Aim of the exercise: State only the number of lines that include "this".
** start of Stored data **
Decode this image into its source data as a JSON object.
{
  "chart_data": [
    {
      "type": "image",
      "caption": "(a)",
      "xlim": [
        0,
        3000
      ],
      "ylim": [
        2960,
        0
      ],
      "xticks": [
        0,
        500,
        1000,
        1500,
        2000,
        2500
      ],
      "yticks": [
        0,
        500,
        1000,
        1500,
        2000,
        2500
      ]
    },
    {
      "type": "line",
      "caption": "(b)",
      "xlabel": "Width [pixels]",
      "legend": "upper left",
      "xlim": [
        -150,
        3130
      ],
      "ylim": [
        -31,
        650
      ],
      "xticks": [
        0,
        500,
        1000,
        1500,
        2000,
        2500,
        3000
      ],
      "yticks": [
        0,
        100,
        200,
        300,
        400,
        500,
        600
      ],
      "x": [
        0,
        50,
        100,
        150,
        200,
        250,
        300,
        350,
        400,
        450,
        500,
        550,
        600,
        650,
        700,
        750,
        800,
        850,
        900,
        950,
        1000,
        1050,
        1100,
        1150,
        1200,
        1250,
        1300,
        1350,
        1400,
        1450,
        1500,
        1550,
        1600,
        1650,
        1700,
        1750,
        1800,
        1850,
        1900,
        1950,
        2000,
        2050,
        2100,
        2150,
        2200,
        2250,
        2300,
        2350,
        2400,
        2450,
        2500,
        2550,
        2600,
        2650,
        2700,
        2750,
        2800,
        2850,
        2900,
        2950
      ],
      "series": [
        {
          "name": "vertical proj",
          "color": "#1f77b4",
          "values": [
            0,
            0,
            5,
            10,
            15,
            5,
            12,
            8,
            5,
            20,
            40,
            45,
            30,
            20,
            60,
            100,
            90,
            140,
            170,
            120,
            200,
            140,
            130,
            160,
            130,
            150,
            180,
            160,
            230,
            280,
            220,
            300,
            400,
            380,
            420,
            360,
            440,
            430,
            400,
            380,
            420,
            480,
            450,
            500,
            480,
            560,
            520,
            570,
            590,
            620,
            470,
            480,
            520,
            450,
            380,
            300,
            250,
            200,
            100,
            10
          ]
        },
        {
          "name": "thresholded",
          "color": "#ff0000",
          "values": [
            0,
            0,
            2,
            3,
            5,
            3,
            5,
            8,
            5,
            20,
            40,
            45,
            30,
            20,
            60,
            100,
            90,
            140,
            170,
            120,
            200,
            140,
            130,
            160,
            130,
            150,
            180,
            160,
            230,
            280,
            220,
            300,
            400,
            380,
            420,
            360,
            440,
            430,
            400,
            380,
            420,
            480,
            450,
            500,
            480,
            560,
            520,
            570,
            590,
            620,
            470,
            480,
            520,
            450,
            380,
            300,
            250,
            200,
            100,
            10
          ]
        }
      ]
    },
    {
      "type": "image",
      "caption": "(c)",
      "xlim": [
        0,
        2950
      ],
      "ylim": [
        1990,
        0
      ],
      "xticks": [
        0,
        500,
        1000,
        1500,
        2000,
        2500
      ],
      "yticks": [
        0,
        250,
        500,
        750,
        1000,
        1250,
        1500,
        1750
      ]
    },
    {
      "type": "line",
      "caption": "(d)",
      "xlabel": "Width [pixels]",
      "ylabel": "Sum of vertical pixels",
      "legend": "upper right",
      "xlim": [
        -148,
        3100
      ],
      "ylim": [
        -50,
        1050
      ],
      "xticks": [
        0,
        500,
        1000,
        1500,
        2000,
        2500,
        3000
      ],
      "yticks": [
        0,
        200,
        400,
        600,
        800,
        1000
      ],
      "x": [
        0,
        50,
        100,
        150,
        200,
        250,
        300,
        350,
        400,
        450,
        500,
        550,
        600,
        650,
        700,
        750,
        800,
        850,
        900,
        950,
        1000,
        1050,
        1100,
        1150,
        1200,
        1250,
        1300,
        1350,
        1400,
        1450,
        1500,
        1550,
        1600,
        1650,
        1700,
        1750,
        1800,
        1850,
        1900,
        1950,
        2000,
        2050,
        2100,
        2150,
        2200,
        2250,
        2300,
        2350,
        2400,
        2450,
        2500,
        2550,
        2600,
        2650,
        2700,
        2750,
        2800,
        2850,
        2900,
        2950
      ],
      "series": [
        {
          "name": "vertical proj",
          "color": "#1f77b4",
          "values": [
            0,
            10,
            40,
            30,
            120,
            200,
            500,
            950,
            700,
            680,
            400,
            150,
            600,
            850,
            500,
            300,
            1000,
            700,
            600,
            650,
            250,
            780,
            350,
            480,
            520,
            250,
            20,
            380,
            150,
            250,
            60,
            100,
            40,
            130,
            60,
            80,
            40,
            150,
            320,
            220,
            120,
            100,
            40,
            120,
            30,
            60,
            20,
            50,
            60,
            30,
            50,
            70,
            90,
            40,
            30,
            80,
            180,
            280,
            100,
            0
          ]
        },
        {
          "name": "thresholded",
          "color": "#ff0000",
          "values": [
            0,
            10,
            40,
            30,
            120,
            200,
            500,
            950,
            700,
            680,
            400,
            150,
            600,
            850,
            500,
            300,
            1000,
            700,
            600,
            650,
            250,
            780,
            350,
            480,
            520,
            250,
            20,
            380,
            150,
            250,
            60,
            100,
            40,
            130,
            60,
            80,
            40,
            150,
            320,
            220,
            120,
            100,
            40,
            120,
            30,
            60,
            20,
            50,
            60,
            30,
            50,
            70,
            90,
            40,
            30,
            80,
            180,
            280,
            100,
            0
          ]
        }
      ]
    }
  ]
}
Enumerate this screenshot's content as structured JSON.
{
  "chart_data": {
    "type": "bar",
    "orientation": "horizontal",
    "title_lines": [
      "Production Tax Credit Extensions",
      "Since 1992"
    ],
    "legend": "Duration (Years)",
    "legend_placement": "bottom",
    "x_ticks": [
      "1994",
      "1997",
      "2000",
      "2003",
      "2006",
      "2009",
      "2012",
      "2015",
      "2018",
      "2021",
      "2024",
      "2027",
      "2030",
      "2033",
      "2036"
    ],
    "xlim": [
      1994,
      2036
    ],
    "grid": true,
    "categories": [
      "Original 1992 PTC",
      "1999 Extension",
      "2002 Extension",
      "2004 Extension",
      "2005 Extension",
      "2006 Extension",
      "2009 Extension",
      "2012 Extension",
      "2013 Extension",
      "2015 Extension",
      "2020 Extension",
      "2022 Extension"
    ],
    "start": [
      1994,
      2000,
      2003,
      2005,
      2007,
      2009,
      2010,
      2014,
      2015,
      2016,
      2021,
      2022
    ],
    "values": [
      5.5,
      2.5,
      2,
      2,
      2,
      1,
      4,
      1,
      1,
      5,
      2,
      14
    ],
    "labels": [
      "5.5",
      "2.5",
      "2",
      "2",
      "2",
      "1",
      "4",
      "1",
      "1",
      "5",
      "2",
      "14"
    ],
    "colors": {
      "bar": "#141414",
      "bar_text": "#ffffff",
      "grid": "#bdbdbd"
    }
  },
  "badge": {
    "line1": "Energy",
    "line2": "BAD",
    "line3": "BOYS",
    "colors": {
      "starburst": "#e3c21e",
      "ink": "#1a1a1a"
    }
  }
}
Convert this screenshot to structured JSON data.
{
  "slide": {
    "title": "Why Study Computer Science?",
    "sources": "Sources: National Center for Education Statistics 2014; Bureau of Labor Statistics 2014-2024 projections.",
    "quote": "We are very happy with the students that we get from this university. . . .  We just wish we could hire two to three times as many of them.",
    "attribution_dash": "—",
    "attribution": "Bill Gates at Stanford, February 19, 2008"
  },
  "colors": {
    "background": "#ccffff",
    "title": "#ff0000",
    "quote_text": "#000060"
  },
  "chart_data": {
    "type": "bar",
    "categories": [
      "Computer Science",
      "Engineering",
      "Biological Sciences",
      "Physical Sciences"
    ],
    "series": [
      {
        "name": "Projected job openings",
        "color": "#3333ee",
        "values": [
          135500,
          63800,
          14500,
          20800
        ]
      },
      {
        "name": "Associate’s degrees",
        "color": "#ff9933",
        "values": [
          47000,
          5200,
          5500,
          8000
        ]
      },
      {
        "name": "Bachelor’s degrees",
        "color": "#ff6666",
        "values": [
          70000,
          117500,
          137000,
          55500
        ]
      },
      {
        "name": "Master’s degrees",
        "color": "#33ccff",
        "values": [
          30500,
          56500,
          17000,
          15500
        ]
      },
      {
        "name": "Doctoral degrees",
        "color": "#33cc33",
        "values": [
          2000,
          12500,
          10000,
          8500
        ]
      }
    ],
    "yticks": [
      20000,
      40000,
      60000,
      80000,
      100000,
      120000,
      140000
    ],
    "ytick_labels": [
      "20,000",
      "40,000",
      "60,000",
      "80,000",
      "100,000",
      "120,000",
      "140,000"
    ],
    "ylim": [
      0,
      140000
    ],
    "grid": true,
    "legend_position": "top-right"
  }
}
** end of Stored data **
Full response: 4